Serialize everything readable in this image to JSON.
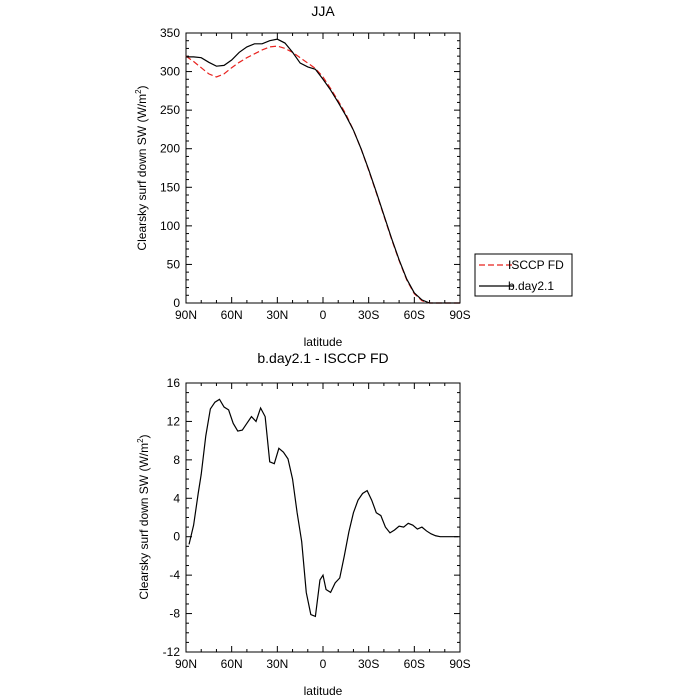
{
  "chart_data": [
    {
      "type": "line",
      "title": "JJA",
      "xlabel": "latitude",
      "ylabel": "Clearsky surf down SW (W/m",
      "ylabel_sup": "2",
      "ylabel_end": ")",
      "xlim": [
        90,
        -90
      ],
      "ylim": [
        0,
        350
      ],
      "x_ticks": [
        90,
        60,
        30,
        0,
        -30,
        -60,
        -90
      ],
      "x_tick_labels": [
        "90N",
        "60N",
        "30N",
        "0",
        "30S",
        "60S",
        "90S"
      ],
      "y_ticks": [
        0,
        50,
        100,
        150,
        200,
        250,
        300,
        350
      ],
      "y_tick_labels": [
        "0",
        "50",
        "100",
        "150",
        "200",
        "250",
        "300",
        "350"
      ],
      "legend_position": "right",
      "series": [
        {
          "name": "ISCCP FD",
          "color": "#e8231f",
          "dash": "dashed",
          "x": [
            90,
            85,
            80,
            75,
            70,
            65,
            60,
            55,
            50,
            45,
            40,
            35,
            30,
            25,
            20,
            15,
            10,
            5,
            0,
            -5,
            -10,
            -15,
            -20,
            -25,
            -30,
            -35,
            -40,
            -45,
            -50,
            -55,
            -60,
            -65,
            -70,
            -75,
            -80,
            -85,
            -90
          ],
          "y": [
            320,
            313,
            305,
            297,
            293,
            297,
            305,
            312,
            318,
            323,
            328,
            332,
            333,
            330,
            325,
            318,
            311,
            304,
            293,
            278,
            262,
            245,
            224,
            200,
            172,
            143,
            113,
            83,
            55,
            30,
            12,
            3,
            0,
            0,
            0,
            0,
            0
          ]
        },
        {
          "name": "b.day2.1",
          "color": "#000000",
          "dash": "solid",
          "x": [
            90,
            85,
            80,
            75,
            70,
            65,
            60,
            55,
            50,
            45,
            40,
            35,
            30,
            25,
            20,
            15,
            10,
            5,
            0,
            -5,
            -10,
            -15,
            -20,
            -25,
            -30,
            -35,
            -40,
            -45,
            -50,
            -55,
            -60,
            -65,
            -70,
            -75,
            -80,
            -85,
            -90
          ],
          "y": [
            319,
            319,
            318,
            312,
            307,
            308,
            315,
            325,
            332,
            336,
            336,
            340,
            342,
            337,
            325,
            311,
            306,
            303,
            290,
            276,
            260,
            243,
            224,
            200,
            173,
            144,
            114,
            84,
            56,
            31,
            13,
            4,
            0,
            0,
            0,
            0,
            0
          ]
        }
      ]
    },
    {
      "type": "line",
      "title": "b.day2.1 - ISCCP FD",
      "xlabel": "latitude",
      "ylabel": "Clearsky surf down SW (W/m",
      "ylabel_sup": "2",
      "ylabel_end": ")",
      "xlim": [
        90,
        -90
      ],
      "ylim": [
        -12,
        16
      ],
      "x_ticks": [
        90,
        60,
        30,
        0,
        -30,
        -60,
        -90
      ],
      "x_tick_labels": [
        "90N",
        "60N",
        "30N",
        "0",
        "30S",
        "60S",
        "90S"
      ],
      "y_ticks": [
        -12,
        -8,
        -4,
        0,
        4,
        8,
        12,
        16
      ],
      "y_tick_labels": [
        "-12",
        "-8",
        "-4",
        "0",
        "4",
        "8",
        "12",
        "16"
      ],
      "series": [
        {
          "color": "#000000",
          "dash": "solid",
          "x": [
            88,
            85,
            82,
            80,
            77,
            74,
            71,
            68,
            65,
            62,
            59,
            56,
            53,
            50,
            47,
            44,
            41,
            38,
            35,
            32,
            29,
            26,
            23,
            20,
            17,
            14,
            11,
            8,
            5,
            2,
            0,
            -2,
            -5,
            -8,
            -11,
            -14,
            -17,
            -20,
            -23,
            -26,
            -29,
            -32,
            -35,
            -38,
            -41,
            -44,
            -47,
            -50,
            -53,
            -56,
            -59,
            -62,
            -65,
            -68,
            -71,
            -74,
            -77,
            -80,
            -83,
            -86,
            -89
          ],
          "y": [
            -0.8,
            1.2,
            4.5,
            6.5,
            10.5,
            13.3,
            14.0,
            14.3,
            13.5,
            13.2,
            11.8,
            11.0,
            11.1,
            11.8,
            12.5,
            12.0,
            13.4,
            12.5,
            7.8,
            7.6,
            9.2,
            8.8,
            8.1,
            6.0,
            2.5,
            -0.5,
            -5.8,
            -8.1,
            -8.3,
            -4.5,
            -4.0,
            -5.5,
            -5.8,
            -4.8,
            -4.3,
            -2.0,
            0.5,
            2.5,
            3.8,
            4.5,
            4.8,
            3.8,
            2.5,
            2.2,
            1.0,
            0.4,
            0.7,
            1.1,
            1.0,
            1.4,
            1.2,
            0.8,
            1.0,
            0.6,
            0.3,
            0.1,
            0.0,
            0.0,
            0.0,
            0.0,
            0.0
          ]
        }
      ]
    }
  ]
}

-=-=-

= Stated problem =
An exact transcription of all the entries is required, without the pictures.

= Written answer =
Serialize everything readable in this image to JSON.
{
  "chart_data": [
    {
      "type": "line",
      "title": "JJA",
      "xlabel": "latitude",
      "ylabel": "Clearsky surf down SW (W/m",
      "ylabel_sup": "2",
      "ylabel_end": ")",
      "xlim": [
        90,
        -90
      ],
      "ylim": [
        0,
        350
      ],
      "x_ticks": [
        90,
        60,
        30,
        0,
        -30,
        -60,
        -90
      ],
      "x_tick_labels": [
        "90N",
        "60N",
        "30N",
        "0",
        "30S",
        "60S",
        "90S"
      ],
      "y_ticks": [
        0,
        50,
        100,
        150,
        200,
        250,
        300,
        350
      ],
      "y_tick_labels": [
        "0",
        "50",
        "100",
        "150",
        "200",
        "250",
        "300",
        "350"
      ],
      "legend_position": "right",
      "series": [
        {
          "name": "ISCCP FD",
          "color": "#e8231f",
          "dash": "dashed",
          "x": [
            90,
            85,
            80,
            75,
            70,
            65,
            60,
            55,
            50,
            45,
            40,
            35,
            30,
            25,
            20,
            15,
            10,
            5,
            0,
            -5,
            -10,
            -15,
            -20,
            -25,
            -30,
            -35,
            -40,
            -45,
            -50,
            -55,
            -60,
            -65,
            -70,
            -75,
            -80,
            -85,
            -90
          ],
          "y": [
            320,
            313,
            305,
            297,
            293,
            297,
            305,
            312,
            318,
            323,
            328,
            332,
            333,
            330,
            325,
            318,
            311,
            304,
            293,
            278,
            262,
            245,
            224,
            200,
            172,
            143,
            113,
            83,
            55,
            30,
            12,
            3,
            0,
            0,
            0,
            0,
            0
          ]
        },
        {
          "name": "b.day2.1",
          "color": "#000000",
          "dash": "solid",
          "x": [
            90,
            85,
            80,
            75,
            70,
            65,
            60,
            55,
            50,
            45,
            40,
            35,
            30,
            25,
            20,
            15,
            10,
            5,
            0,
            -5,
            -10,
            -15,
            -20,
            -25,
            -30,
            -35,
            -40,
            -45,
            -50,
            -55,
            -60,
            -65,
            -70,
            -75,
            -80,
            -85,
            -90
          ],
          "y": [
            319,
            319,
            318,
            312,
            307,
            308,
            315,
            325,
            332,
            336,
            336,
            340,
            342,
            337,
            325,
            311,
            306,
            303,
            290,
            276,
            260,
            243,
            224,
            200,
            173,
            144,
            114,
            84,
            56,
            31,
            13,
            4,
            0,
            0,
            0,
            0,
            0
          ]
        }
      ]
    },
    {
      "type": "line",
      "title": "b.day2.1 - ISCCP FD",
      "xlabel": "latitude",
      "ylabel": "Clearsky surf down SW (W/m",
      "ylabel_sup": "2",
      "ylabel_end": ")",
      "xlim": [
        90,
        -90
      ],
      "ylim": [
        -12,
        16
      ],
      "x_ticks": [
        90,
        60,
        30,
        0,
        -30,
        -60,
        -90
      ],
      "x_tick_labels": [
        "90N",
        "60N",
        "30N",
        "0",
        "30S",
        "60S",
        "90S"
      ],
      "y_ticks": [
        -12,
        -8,
        -4,
        0,
        4,
        8,
        12,
        16
      ],
      "y_tick_labels": [
        "-12",
        "-8",
        "-4",
        "0",
        "4",
        "8",
        "12",
        "16"
      ],
      "series": [
        {
          "color": "#000000",
          "dash": "solid",
          "x": [
            88,
            85,
            82,
            80,
            77,
            74,
            71,
            68,
            65,
            62,
            59,
            56,
            53,
            50,
            47,
            44,
            41,
            38,
            35,
            32,
            29,
            26,
            23,
            20,
            17,
            14,
            11,
            8,
            5,
            2,
            0,
            -2,
            -5,
            -8,
            -11,
            -14,
            -17,
            -20,
            -23,
            -26,
            -29,
            -32,
            -35,
            -38,
            -41,
            -44,
            -47,
            -50,
            -53,
            -56,
            -59,
            -62,
            -65,
            -68,
            -71,
            -74,
            -77,
            -80,
            -83,
            -86,
            -89
          ],
          "y": [
            -0.8,
            1.2,
            4.5,
            6.5,
            10.5,
            13.3,
            14.0,
            14.3,
            13.5,
            13.2,
            11.8,
            11.0,
            11.1,
            11.8,
            12.5,
            12.0,
            13.4,
            12.5,
            7.8,
            7.6,
            9.2,
            8.8,
            8.1,
            6.0,
            2.5,
            -0.5,
            -5.8,
            -8.1,
            -8.3,
            -4.5,
            -4.0,
            -5.5,
            -5.8,
            -4.8,
            -4.3,
            -2.0,
            0.5,
            2.5,
            3.8,
            4.5,
            4.8,
            3.8,
            2.5,
            2.2,
            1.0,
            0.4,
            0.7,
            1.1,
            1.0,
            1.4,
            1.2,
            0.8,
            1.0,
            0.6,
            0.3,
            0.1,
            0.0,
            0.0,
            0.0,
            0.0,
            0.0
          ]
        }
      ]
    }
  ]
}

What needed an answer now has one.